Document section:
>> start

Quibbl Sports takes a look at the week’s playoff sure things, long shots, and who-knows-whats.
By Gavin Byrnes
Tennessee Titans (9-7) at Kansas City Chiefs (10-6)
If your NFL interest wavered between early October and the playoff race (perhaps you’re more of a baseball fan, or a Browns fan), you could be forgiven for thinking the Kansas City Chiefs are the best team in the league. They went 5-0 to start the season, blowing the doors off opponents behind Kareem Hunt, Tyreek Hill, and Travis Kelce, then rounded into form defensively (better late than never) to go undefeated in their last four. Of course, there were some games in the middle of the season too, and there Kansas City faltered; Hunt hit something of a rookie wall for a while, Alex Smith’s remarkable downfield efficiency regressed to the mean, and the Chiefs went 1-6, including particularly embarrassing losses to the awful Giants and Jets.

>> end

[A block of data]
>> start

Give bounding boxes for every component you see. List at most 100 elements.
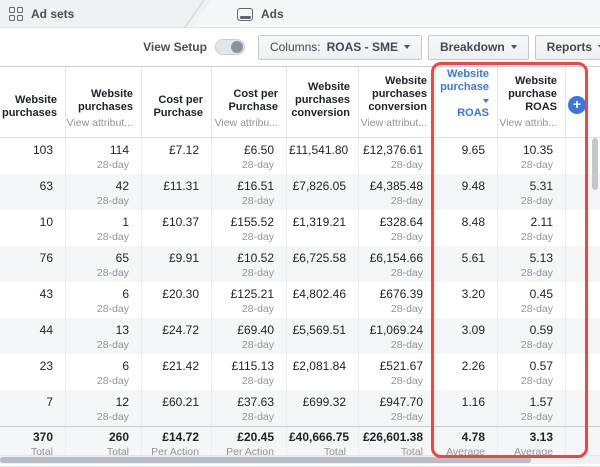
cell-value: £125.21 [230,287,274,301]
column-title: Website purchase ROAS [506,75,557,114]
vertical-scrollbar-thumb[interactable] [592,138,598,190]
table-cell: 0.59 28-day [498,318,566,354]
totals-row: 370 Total 260 Total £14.72 Per Action £20.45 Pe… [0,426,600,458]
cell-value: £6,154.66 [369,251,423,265]
horizontal-scrollbar[interactable] [0,455,600,464]
cell-value: £328.64 [379,215,423,229]
cell-value: £115.13 [231,359,275,373]
table-cell: £2,081.84 [287,354,359,390]
table-cell: £6.50 28-day [212,138,287,174]
add-column-button[interactable]: + [568,96,586,114]
tab-ads[interactable]: Ads [237,0,284,28]
breakdown-button[interactable]: Breakdown [427,34,529,60]
table-cell: 6 28-day [66,354,142,390]
column-title: Website purchases [2,94,57,120]
total-cell: £20.45 Per Action [212,427,287,458]
cell-value: £10.37 [162,215,199,229]
total-cell-spacer [566,427,600,458]
cell-value: 3.09 [461,323,485,337]
table-cell: 13 28-day [66,318,142,354]
column-title: Website purchases conversion [291,81,350,120]
cell-value: 65 [115,251,129,265]
table-row: 10 1 28-day £10.37 £155.52 28-day £1,319.21 £32… [0,210,600,246]
table-cell: £12,376.61 28-day [359,138,436,174]
table-row: 7 12 28-day £60.21 £37.63 28-day £699.32 £947.7… [0,390,600,426]
total-value: £20.45 [237,430,274,444]
table-cell: £1,069.24 28-day [359,318,436,354]
column-header-3[interactable]: Cost per Purchase [142,67,212,137]
column-header-1[interactable]: Website purchases [0,67,66,137]
table-cell: 103 [0,138,66,174]
cell-attribution-window: 28-day [96,159,129,171]
cell-attribution-window: 28-day [520,411,553,423]
cell-attribution-window: 28-day [520,231,553,243]
cell-attribution-window: 28-day [390,267,423,279]
cell-value: 13 [115,323,129,337]
table-cell: £115.13 28-day [212,354,287,390]
table-cell: 42 28-day [66,174,142,210]
column-header-6[interactable]: Website purchases conversion View attribu… [359,67,436,137]
cell-value: 0.57 [529,359,553,373]
table-header-row: Website purchases Website purchases View a… [0,66,600,138]
total-value: £26,601.38 [362,430,423,444]
table-cell: 10.35 28-day [498,138,566,174]
table-cell: 5.31 28-day [498,174,566,210]
table-cell: £10.37 [142,210,212,246]
table-cell: 76 [0,246,66,282]
table-row: 103 114 28-day £7.12 £6.50 28-day £11,541.80 £1… [0,138,600,174]
column-attribution-sub: View attribut... [360,117,427,129]
cell-value: 6 [122,359,129,373]
column-title-line2: ROAS [457,107,489,119]
cell-attribution-window: 28-day [390,411,423,423]
table-cell-spacer [566,390,600,426]
columns-button[interactable]: Columns: ROAS - SME [257,34,422,60]
table-cell: 65 28-day [66,246,142,282]
table-cell: 5.13 28-day [498,246,566,282]
cell-attribution-window: 28-day [96,231,129,243]
table-cell: £20.30 [142,282,212,318]
cell-value: 23 [39,359,53,373]
cell-attribution-window: 28-day [390,303,423,315]
cell-value: £947.70 [379,395,423,409]
column-title-text: Website purchase ROAS [508,75,557,113]
column-header-2[interactable]: Website purchases View attribut... [66,67,142,137]
column-title-text: Website purchases conversion [291,81,350,119]
reports-button[interactable]: Reports [534,34,600,60]
table-cell-spacer [566,246,600,282]
table-cell: £10.52 28-day [212,246,287,282]
table-cell: 3.20 [436,282,498,318]
table-cell: £7.12 [142,138,212,174]
column-header-8[interactable]: Website purchase ROAS View attrib... [498,67,566,137]
total-value: 260 [108,430,129,444]
cell-value: 6 [122,287,129,301]
table-cell: £4,385.48 28-day [359,174,436,210]
cell-value: £7,826.05 [292,179,346,193]
column-header-4[interactable]: Cost per Purchase View attribu... [212,67,287,137]
column-header-7[interactable]: Website purchase ROAS [436,67,498,137]
table-cell: £699.32 [287,390,359,426]
cell-value: 12 [115,395,129,409]
cell-value: £24.72 [162,323,199,337]
table-cell-spacer [566,354,600,390]
column-header-5[interactable]: Website purchases conversion [287,67,359,137]
cell-attribution-window: 28-day [241,159,274,171]
column-title: Cost per Purchase [150,94,203,120]
table-row: 63 42 28-day £11.31 £16.51 28-day £7,826.05 £4,… [0,174,600,210]
table-cell: £155.52 28-day [212,210,287,246]
total-cell: 4.78 Average [436,427,498,458]
view-setup-toggle[interactable] [214,39,245,55]
tab-ad-sets[interactable]: Ad sets [9,0,74,28]
horizontal-scrollbar-thumb[interactable] [0,457,531,463]
table-cell: 0.57 28-day [498,354,566,390]
cell-value: 10 [39,215,53,229]
table-cell: 12 28-day [66,390,142,426]
table-cell: £11.31 [142,174,212,210]
cell-attribution-window: 28-day [241,375,274,387]
total-value: 4.78 [461,430,485,444]
columns-prefix: Columns: [269,40,321,54]
cell-value: 103 [32,143,53,157]
cell-attribution-window: 28-day [96,339,129,351]
cell-value: 76 [39,251,53,265]
table-cell: £4,802.46 [287,282,359,318]
cell-value: £2,081.84 [292,359,346,373]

>> end

Task instructions:
A: Answer these questions from the playoff preview:
(i) Who wrote the piece?
(ii) What records are given for the Titans and the Chiefs?
(iii) What was the Chiefs' record in the middle of the season?
B: List every player named in the playoff preview.

Final results:
A:
(i) Gavin Byrnes
(ii) Titans 9-7, Chiefs 10-6
(iii) 1-6

B: Kareem Hunt, Tyreek Hill, Travis Kelce, Alex Smith